- [Provided material]
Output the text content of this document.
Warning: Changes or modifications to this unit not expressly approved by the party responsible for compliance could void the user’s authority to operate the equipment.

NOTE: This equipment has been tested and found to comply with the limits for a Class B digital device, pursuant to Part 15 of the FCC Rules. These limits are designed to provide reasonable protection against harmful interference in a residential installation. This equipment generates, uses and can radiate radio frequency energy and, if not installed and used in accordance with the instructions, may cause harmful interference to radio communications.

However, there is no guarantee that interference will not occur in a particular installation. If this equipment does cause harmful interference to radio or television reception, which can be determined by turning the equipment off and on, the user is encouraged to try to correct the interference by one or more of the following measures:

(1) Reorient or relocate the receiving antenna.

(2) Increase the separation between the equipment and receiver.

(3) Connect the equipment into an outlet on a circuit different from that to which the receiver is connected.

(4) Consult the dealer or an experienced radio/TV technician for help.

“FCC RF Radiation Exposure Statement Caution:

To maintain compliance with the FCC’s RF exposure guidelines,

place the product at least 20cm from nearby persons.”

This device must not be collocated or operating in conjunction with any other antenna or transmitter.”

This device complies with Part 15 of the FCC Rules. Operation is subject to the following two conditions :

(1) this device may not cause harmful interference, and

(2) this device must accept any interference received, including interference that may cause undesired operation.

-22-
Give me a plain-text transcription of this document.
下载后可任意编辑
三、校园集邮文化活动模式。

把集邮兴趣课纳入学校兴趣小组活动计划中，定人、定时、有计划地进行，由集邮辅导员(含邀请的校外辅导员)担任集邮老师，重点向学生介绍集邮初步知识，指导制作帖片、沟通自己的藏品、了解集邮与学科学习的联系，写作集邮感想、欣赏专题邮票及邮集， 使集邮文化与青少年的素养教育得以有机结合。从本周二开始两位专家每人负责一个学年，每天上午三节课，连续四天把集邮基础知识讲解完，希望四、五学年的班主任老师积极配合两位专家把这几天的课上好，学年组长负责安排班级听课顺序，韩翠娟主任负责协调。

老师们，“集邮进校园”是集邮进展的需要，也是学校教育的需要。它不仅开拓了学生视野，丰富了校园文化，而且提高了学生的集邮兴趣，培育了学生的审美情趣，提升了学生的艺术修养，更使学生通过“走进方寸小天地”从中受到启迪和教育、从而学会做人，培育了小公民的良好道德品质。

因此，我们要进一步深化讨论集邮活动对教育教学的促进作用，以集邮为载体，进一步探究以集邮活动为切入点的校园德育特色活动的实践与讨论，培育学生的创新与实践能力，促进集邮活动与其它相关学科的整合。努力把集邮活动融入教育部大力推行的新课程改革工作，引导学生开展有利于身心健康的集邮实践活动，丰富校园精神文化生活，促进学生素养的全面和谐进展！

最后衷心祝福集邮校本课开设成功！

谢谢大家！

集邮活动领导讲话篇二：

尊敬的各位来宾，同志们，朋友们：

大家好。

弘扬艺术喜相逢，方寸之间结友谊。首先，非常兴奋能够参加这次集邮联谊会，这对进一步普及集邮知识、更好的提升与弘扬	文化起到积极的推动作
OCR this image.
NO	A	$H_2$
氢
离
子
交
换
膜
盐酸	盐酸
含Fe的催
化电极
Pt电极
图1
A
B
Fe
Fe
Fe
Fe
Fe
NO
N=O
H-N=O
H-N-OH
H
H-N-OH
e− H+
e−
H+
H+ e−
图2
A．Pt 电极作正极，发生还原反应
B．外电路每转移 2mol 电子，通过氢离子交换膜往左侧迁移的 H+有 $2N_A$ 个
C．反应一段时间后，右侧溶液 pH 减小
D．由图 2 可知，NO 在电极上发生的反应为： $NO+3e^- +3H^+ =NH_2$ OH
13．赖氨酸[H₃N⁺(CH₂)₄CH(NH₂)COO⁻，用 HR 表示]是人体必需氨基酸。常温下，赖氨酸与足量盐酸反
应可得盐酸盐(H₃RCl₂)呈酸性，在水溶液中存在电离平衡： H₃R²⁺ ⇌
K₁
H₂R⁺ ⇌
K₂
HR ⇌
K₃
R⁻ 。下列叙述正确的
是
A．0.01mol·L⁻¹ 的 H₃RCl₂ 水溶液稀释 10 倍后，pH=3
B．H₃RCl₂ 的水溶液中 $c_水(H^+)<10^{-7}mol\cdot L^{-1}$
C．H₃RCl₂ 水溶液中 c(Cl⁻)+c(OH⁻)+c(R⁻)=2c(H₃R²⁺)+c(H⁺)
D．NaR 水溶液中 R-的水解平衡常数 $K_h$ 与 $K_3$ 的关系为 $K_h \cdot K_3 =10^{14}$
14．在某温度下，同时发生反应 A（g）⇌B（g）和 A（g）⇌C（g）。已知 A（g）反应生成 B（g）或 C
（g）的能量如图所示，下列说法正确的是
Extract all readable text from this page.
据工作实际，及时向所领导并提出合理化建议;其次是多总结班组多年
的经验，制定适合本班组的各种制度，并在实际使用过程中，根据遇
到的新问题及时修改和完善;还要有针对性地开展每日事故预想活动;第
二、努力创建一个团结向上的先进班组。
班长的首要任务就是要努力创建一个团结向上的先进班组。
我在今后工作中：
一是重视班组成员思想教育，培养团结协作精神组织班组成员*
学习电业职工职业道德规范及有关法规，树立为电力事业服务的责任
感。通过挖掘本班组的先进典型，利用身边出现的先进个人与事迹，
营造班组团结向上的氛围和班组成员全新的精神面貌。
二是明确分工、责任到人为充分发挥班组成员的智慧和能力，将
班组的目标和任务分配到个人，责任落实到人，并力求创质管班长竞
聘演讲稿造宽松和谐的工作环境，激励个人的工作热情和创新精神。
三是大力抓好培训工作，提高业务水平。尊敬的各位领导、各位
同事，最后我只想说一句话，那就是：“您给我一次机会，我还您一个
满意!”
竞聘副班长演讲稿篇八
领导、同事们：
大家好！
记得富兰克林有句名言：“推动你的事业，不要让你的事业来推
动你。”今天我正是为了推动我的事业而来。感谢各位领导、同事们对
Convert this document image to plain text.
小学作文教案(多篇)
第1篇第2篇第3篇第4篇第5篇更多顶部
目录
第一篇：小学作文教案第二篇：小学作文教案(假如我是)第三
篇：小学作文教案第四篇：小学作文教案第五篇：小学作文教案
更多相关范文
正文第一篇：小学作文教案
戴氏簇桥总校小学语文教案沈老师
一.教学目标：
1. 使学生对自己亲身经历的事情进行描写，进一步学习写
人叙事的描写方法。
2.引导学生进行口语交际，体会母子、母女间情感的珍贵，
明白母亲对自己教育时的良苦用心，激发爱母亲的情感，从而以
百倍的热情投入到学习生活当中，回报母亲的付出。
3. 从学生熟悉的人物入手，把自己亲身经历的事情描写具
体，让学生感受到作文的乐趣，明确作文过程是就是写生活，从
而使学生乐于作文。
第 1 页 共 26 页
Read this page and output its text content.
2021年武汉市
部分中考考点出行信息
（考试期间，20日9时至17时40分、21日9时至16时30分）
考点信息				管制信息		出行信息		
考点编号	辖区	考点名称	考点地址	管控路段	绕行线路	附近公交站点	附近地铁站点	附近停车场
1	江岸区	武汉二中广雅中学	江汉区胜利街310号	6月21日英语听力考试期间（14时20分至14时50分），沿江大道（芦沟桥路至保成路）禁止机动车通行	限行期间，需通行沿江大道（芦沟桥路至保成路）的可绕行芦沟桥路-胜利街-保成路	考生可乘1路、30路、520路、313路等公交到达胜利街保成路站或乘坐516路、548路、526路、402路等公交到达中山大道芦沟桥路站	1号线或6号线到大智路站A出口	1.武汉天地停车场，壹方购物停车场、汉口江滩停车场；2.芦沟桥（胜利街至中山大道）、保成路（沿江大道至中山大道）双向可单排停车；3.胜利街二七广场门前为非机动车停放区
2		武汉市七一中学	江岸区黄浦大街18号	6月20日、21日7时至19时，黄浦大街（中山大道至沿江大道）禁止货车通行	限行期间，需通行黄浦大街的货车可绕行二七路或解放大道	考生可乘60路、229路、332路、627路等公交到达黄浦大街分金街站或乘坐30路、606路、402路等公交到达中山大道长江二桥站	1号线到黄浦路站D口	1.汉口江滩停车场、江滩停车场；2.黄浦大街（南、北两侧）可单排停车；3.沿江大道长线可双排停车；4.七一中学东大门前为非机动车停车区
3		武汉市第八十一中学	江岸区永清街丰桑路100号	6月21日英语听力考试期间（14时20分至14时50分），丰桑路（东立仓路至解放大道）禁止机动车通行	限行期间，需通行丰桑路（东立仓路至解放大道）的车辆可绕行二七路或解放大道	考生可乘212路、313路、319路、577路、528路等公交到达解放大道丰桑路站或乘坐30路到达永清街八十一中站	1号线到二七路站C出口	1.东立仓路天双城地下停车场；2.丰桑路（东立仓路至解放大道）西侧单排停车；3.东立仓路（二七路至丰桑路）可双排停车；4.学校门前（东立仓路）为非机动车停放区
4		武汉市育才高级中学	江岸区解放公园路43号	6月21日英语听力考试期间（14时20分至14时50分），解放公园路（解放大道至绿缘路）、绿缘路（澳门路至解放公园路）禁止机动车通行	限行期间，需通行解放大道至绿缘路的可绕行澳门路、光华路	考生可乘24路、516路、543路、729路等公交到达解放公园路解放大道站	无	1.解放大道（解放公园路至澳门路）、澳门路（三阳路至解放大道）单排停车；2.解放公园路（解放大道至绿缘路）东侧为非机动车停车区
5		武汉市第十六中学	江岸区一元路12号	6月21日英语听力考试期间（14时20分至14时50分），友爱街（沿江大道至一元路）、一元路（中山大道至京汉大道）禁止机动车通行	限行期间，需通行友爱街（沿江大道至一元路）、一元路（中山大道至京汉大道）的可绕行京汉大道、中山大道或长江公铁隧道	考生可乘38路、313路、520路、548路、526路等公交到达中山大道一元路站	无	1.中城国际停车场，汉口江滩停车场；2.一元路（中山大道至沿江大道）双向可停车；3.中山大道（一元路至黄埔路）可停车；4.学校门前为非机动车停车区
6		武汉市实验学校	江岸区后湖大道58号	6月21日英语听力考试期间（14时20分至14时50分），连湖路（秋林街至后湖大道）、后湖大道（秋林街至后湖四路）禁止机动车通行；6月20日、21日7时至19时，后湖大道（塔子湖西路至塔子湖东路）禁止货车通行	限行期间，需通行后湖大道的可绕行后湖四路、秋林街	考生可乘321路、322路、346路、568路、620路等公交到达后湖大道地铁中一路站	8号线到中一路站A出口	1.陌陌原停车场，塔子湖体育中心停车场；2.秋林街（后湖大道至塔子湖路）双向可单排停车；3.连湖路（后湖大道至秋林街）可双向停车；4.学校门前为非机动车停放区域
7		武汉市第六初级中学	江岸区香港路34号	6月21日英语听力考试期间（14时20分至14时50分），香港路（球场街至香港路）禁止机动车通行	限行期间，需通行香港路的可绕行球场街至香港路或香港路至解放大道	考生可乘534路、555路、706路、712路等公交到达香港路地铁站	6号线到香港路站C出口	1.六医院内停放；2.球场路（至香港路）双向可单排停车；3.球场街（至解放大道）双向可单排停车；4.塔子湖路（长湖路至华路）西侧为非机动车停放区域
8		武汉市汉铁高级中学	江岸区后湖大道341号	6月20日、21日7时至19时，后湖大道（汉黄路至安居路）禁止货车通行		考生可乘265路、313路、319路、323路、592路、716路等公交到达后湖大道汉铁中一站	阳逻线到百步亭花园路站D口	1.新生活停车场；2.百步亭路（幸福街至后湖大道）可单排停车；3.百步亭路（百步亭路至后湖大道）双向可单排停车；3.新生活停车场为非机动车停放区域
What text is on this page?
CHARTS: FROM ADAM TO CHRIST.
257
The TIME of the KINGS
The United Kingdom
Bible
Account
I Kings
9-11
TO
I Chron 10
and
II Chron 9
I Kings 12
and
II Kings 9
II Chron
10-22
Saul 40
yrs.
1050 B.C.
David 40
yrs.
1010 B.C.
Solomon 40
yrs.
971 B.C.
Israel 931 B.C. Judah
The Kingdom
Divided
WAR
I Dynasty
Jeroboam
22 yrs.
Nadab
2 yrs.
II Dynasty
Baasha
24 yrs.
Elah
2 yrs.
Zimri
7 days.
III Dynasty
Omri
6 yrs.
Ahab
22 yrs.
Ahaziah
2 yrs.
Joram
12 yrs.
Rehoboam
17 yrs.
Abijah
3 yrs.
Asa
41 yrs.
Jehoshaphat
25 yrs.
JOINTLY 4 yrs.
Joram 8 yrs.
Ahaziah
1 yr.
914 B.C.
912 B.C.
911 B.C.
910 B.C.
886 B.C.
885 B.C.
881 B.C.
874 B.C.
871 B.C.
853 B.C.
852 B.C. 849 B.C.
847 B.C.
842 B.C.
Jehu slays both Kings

- [Problem to work on] Identify the lines that hold the word "H₃RCl₂". Copy every one of them.

- [Task result]
应可得盐酸盐(H₃RCl₂)呈酸性，在水溶液中存在电离平衡： H₃R²⁺ ⇌
A．0.01mol·L⁻¹ 的 H₃RCl₂ 水溶液稀释 10 倍后，pH=3
B．H₃RCl₂ 的水溶液中 $c_水(H^+)<10^{-7}mol\cdot L^{-1}$
C．H₃RCl₂ 水溶液中 c(Cl⁻)+c(OH⁻)+c(R⁻)=2c(H₃R²⁺)+c(H⁺)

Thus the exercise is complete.